### [Input material]

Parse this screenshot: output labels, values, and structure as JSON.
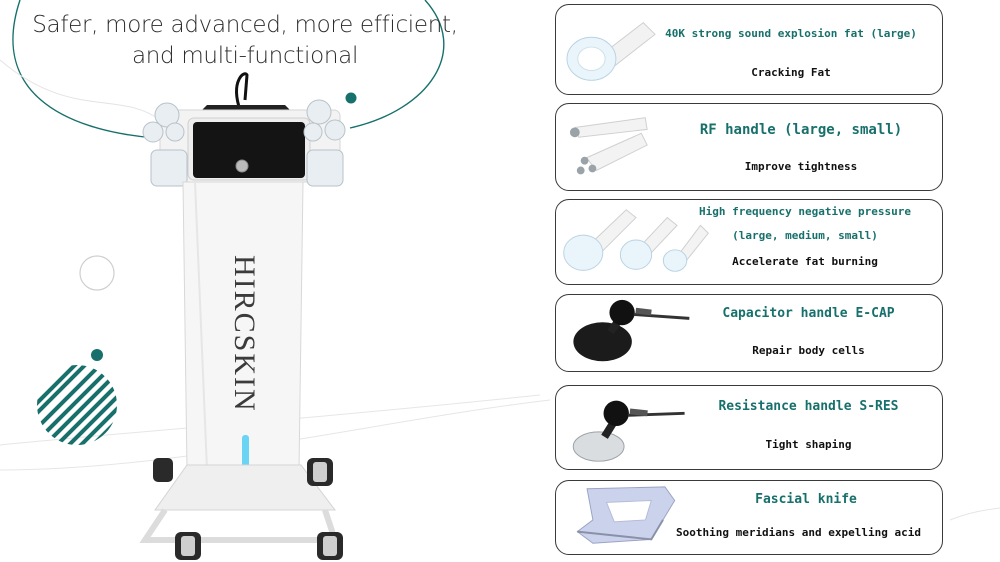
{
  "headline": {
    "line1": "Safer, more advanced, more efficient,",
    "line2": "and multi-functional"
  },
  "machine": {
    "brand": "HIRCSKIN"
  },
  "handles": [
    {
      "title": "40K strong sound explosion fat (large)",
      "subtitle": "Cracking Fat",
      "icon": "cavitation-handle-icon"
    },
    {
      "title": "RF handle (large, small)",
      "subtitle": "Improve tightness",
      "icon": "rf-handle-icon"
    },
    {
      "title": "High frequency negative pressure",
      "title2": "(large, medium, small)",
      "subtitle": "Accelerate fat burning",
      "icon": "vacuum-handle-icon"
    },
    {
      "title": "Capacitor handle E-CAP",
      "subtitle": "Repair body cells",
      "icon": "capacitor-handle-icon"
    },
    {
      "title": "Resistance handle S-RES",
      "subtitle": "Tight shaping",
      "icon": "resistance-handle-icon"
    },
    {
      "title": "Fascial knife",
      "subtitle": "Soothing meridians and expelling acid",
      "icon": "fascial-knife-icon"
    }
  ],
  "colors": {
    "accent": "#17706b",
    "text": "#2b2b2b",
    "border": "#3a3a3a"
  }
}
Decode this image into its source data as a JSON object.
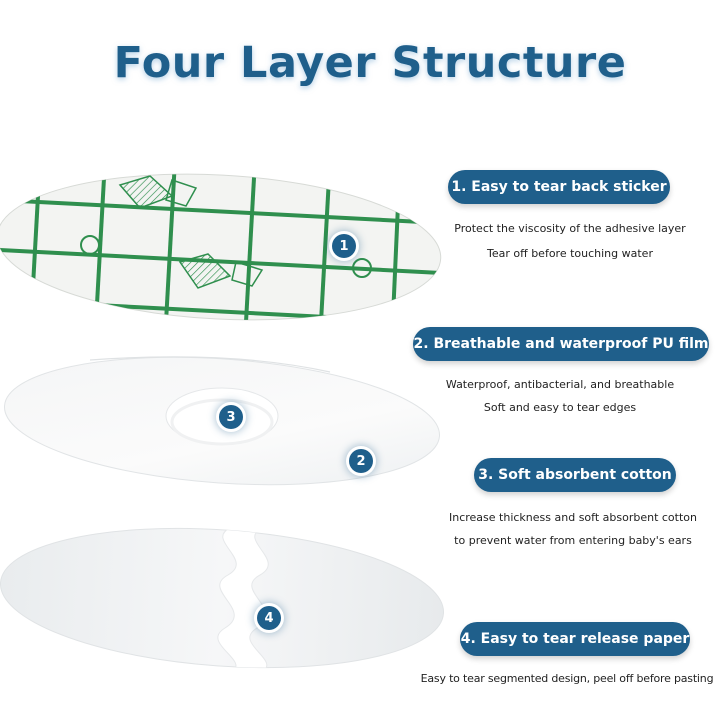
{
  "title": "Four Layer Structure",
  "colors": {
    "accent": "#1f5f8b",
    "grid_green": "#2f8f4e"
  },
  "layers": [
    {
      "number": "1",
      "heading": "1. Easy to tear back sticker",
      "lines": [
        "Protect the viscosity of the adhesive layer",
        "Tear off before touching water"
      ]
    },
    {
      "number": "2",
      "heading": "2. Breathable and waterproof PU film",
      "lines": [
        "Waterproof, antibacterial, and breathable",
        "Soft and easy to tear edges"
      ]
    },
    {
      "number": "3",
      "heading": "3. Soft absorbent cotton",
      "lines": [
        "Increase thickness and soft absorbent cotton",
        "to prevent water from entering baby's ears"
      ]
    },
    {
      "number": "4",
      "heading": "4. Easy to tear release paper",
      "lines": [
        "Easy to tear segmented design, peel off before pasting"
      ]
    }
  ]
}
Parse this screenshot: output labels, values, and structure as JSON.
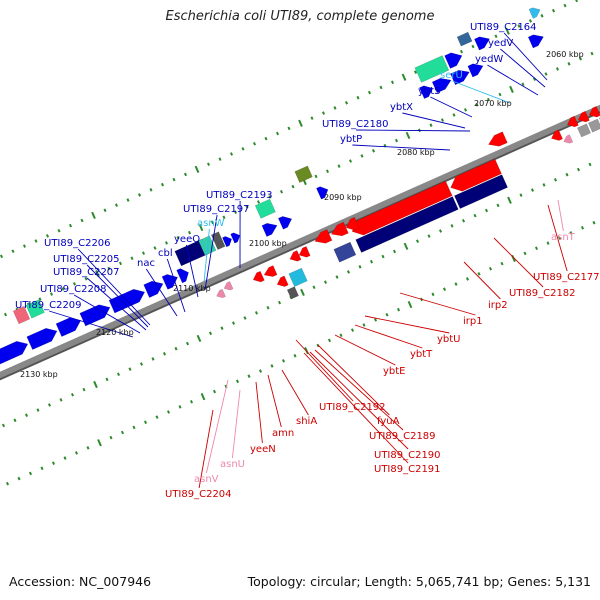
{
  "header": {
    "title": "Escherichia coli UTI89, complete genome"
  },
  "footer": {
    "accession": "Accession: NC_007946",
    "summary": "Topology: circular; Length: 5,065,741 bp; Genes: 5,131"
  },
  "colors": {
    "forward_gene": "#0000ee",
    "reverse_gene": "#ff0000",
    "forward_label": "#0000bb",
    "reverse_label": "#cc0000",
    "trna_forward": "#33bbee",
    "trna_reverse": "#ee88aa",
    "operon_forward": "#000077",
    "backbone": "#888888",
    "tick": "#2d8a2d"
  },
  "ruler": {
    "kbp_labels": [
      "2060 kbp",
      "2070 kbp",
      "2080 kbp",
      "2090 kbp",
      "2100 kbp",
      "2110 kbp",
      "2120 kbp",
      "2130 kbp"
    ]
  },
  "forward_labels": [
    "UTI89_C2164",
    "yedV",
    "yedW",
    "serU",
    "ybtS",
    "ybtX",
    "UTI89_C2180",
    "ybtP",
    "UTI89_C2193",
    "UTI89_C2197",
    "asnW",
    "yeeO",
    "cbl",
    "nac",
    "UTI89_C2206",
    "UTI89_C2205",
    "UTI89_C2207",
    "UTI89_C2208",
    "UTI89_C2209"
  ],
  "reverse_labels": [
    "asnT",
    "UTI89_C2177",
    "UTI89_C2182",
    "irp2",
    "irp1",
    "ybtU",
    "ybtT",
    "ybtE",
    "fyuA",
    "UTI89_C2192",
    "UTI89_C2189",
    "UTI89_C2190",
    "UTI89_C2191",
    "shiA",
    "amn",
    "yeeN",
    "asnU",
    "asnV",
    "UTI89_C2204"
  ]
}
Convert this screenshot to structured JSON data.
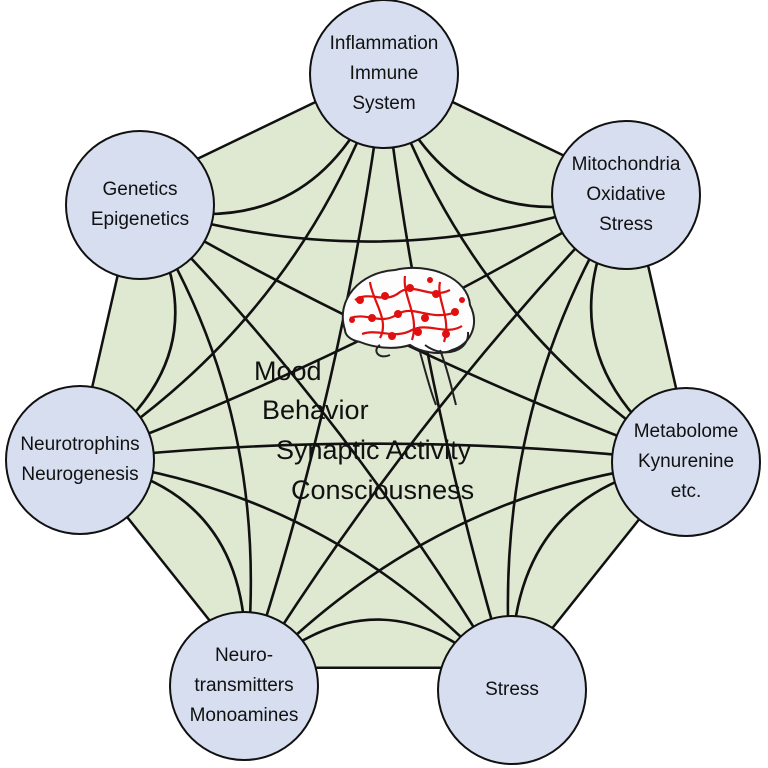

### [Exercise brief]
When a line in the data above contains the string "knife", copy that line.

### [Response for this exercise]
      "title": "Fascial knife",
      "icon": "fascial-knife-icon"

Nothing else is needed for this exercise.